#### What to produce
Restate the records that follow word for word; no pictures should appear.

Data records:
# # # # #

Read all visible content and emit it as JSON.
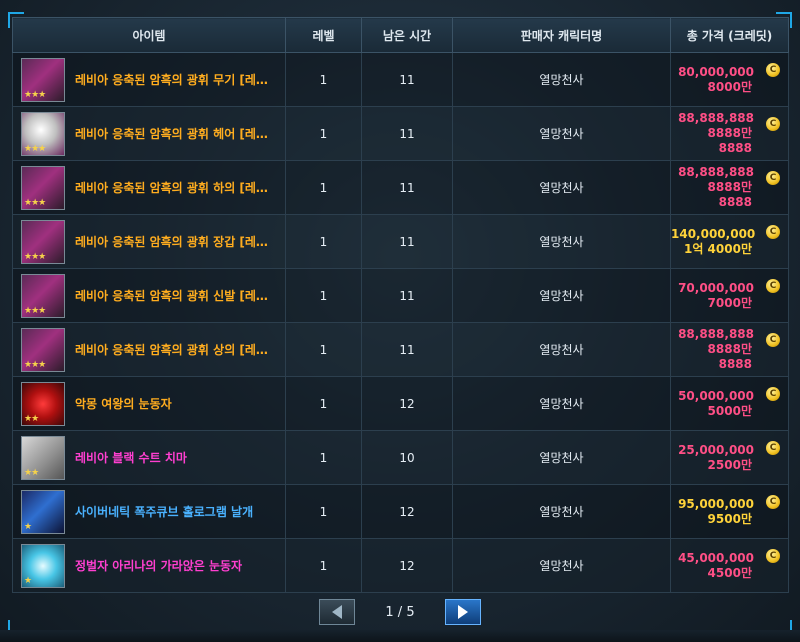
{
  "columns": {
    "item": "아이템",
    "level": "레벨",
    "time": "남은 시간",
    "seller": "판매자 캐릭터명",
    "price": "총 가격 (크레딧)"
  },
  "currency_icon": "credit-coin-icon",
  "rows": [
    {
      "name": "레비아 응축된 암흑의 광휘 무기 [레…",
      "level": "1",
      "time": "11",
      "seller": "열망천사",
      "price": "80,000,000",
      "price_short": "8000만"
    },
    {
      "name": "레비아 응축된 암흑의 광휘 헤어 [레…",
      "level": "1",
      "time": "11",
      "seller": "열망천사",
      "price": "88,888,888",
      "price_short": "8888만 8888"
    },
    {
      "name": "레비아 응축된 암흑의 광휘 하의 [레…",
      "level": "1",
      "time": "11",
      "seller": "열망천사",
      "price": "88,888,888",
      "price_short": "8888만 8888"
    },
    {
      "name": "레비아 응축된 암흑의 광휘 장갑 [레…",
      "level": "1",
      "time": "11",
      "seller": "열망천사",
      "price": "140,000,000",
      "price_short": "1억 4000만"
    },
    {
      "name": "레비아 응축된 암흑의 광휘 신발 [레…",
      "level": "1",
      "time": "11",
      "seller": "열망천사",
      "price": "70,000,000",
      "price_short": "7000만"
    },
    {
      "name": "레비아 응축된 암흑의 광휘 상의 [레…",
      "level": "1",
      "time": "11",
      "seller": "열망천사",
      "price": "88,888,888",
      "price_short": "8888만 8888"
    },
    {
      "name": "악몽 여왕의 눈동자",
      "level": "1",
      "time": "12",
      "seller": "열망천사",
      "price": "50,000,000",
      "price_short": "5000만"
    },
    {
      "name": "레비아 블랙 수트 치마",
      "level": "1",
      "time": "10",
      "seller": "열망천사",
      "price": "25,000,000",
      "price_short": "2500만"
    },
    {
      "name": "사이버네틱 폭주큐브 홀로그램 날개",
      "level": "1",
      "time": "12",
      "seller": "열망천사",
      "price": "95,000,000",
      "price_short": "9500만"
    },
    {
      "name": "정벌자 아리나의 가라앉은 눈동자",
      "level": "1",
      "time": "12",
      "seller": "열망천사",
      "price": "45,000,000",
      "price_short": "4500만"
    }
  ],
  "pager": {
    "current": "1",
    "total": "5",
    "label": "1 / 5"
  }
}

# # # # #

#### Output for this exercise
Read all visible content and emit it as JSON.
{
  "columns": {
    "item": "아이템",
    "level": "레벨",
    "time": "남은 시간",
    "seller": "판매자 캐릭터명",
    "price": "총 가격 (크레딧)"
  },
  "currency_icon": "credit-coin-icon",
  "rows": [
    {
      "name": "레비아 응축된 암흑의 광휘 무기 [레…",
      "level": "1",
      "time": "11",
      "seller": "열망천사",
      "price": "80,000,000",
      "price_short": "8000만"
    },
    {
      "name": "레비아 응축된 암흑의 광휘 헤어 [레…",
      "level": "1",
      "time": "11",
      "seller": "열망천사",
      "price": "88,888,888",
      "price_short": "8888만 8888"
    },
    {
      "name": "레비아 응축된 암흑의 광휘 하의 [레…",
      "level": "1",
      "time": "11",
      "seller": "열망천사",
      "price": "88,888,888",
      "price_short": "8888만 8888"
    },
    {
      "name": "레비아 응축된 암흑의 광휘 장갑 [레…",
      "level": "1",
      "time": "11",
      "seller": "열망천사",
      "price": "140,000,000",
      "price_short": "1억 4000만"
    },
    {
      "name": "레비아 응축된 암흑의 광휘 신발 [레…",
      "level": "1",
      "time": "11",
      "seller": "열망천사",
      "price": "70,000,000",
      "price_short": "7000만"
    },
    {
      "name": "레비아 응축된 암흑의 광휘 상의 [레…",
      "level": "1",
      "time": "11",
      "seller": "열망천사",
      "price": "88,888,888",
      "price_short": "8888만 8888"
    },
    {
      "name": "악몽 여왕의 눈동자",
      "level": "1",
      "time": "12",
      "seller": "열망천사",
      "price": "50,000,000",
      "price_short": "5000만"
    },
    {
      "name": "레비아 블랙 수트 치마",
      "level": "1",
      "time": "10",
      "seller": "열망천사",
      "price": "25,000,000",
      "price_short": "2500만"
    },
    {
      "name": "사이버네틱 폭주큐브 홀로그램 날개",
      "level": "1",
      "time": "12",
      "seller": "열망천사",
      "price": "95,000,000",
      "price_short": "9500만"
    },
    {
      "name": "정벌자 아리나의 가라앉은 눈동자",
      "level": "1",
      "time": "12",
      "seller": "열망천사",
      "price": "45,000,000",
      "price_short": "4500만"
    }
  ],
  "pager": {
    "current": "1",
    "total": "5",
    "label": "1 / 5"
  }
}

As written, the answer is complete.